Material for this task:
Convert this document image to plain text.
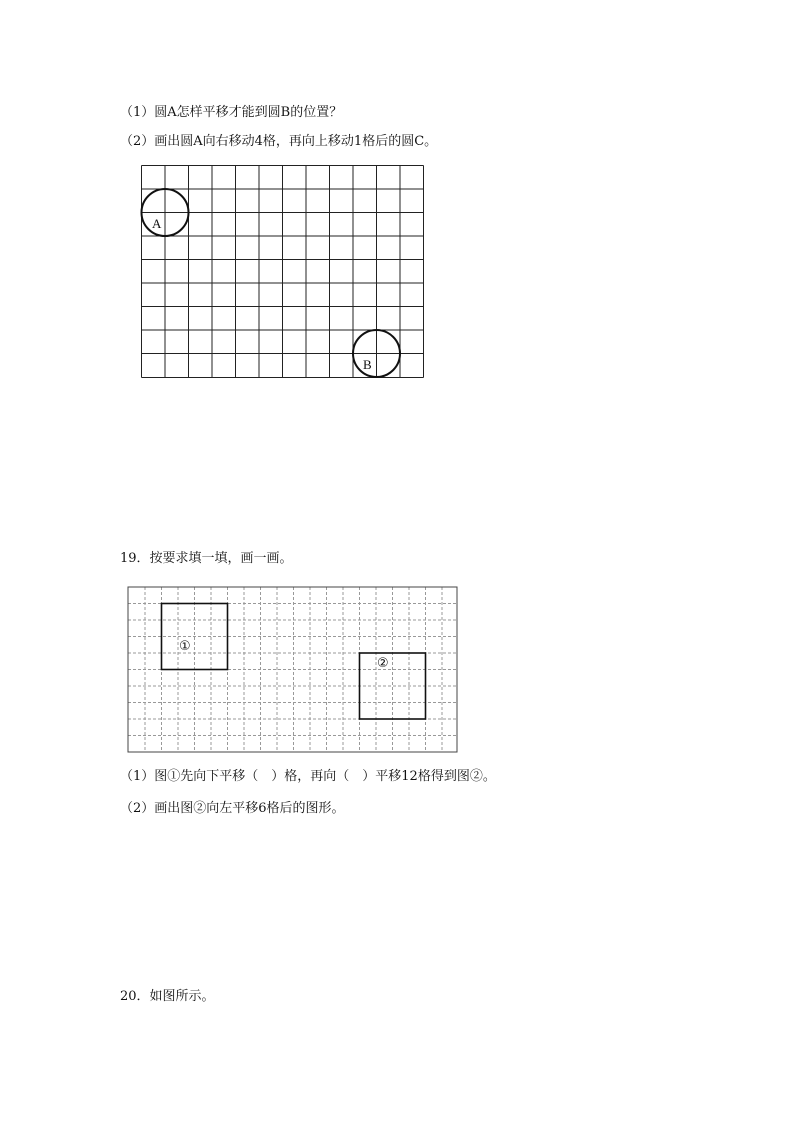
（1）圆A怎样平移才能到圆B的位置？
（2）画出圆A向右移动4格，再向上移动1格后的圆C。
A
B
19．按要求填一填，画一画。
①
②
（1）图①先向下平移（　）格，再向（　）平移12格得到图②。
（2）画出图②向左平移6格后的图形。
20．如图所示。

Written task: Leave out the pictures and print each record exactly as it stands.

Exercise output:
Convert this document image to plain text.
（1）圆A怎样平移才能到圆B的位置？
（2）画出圆A向右移动4格，再向上移动1格后的圆C。
A
B
19．按要求填一填，画一画。
①
②
（1）图①先向下平移（　）格，再向（　）平移12格得到图②。
（2）画出图②向左平移6格后的图形。
20．如图所示。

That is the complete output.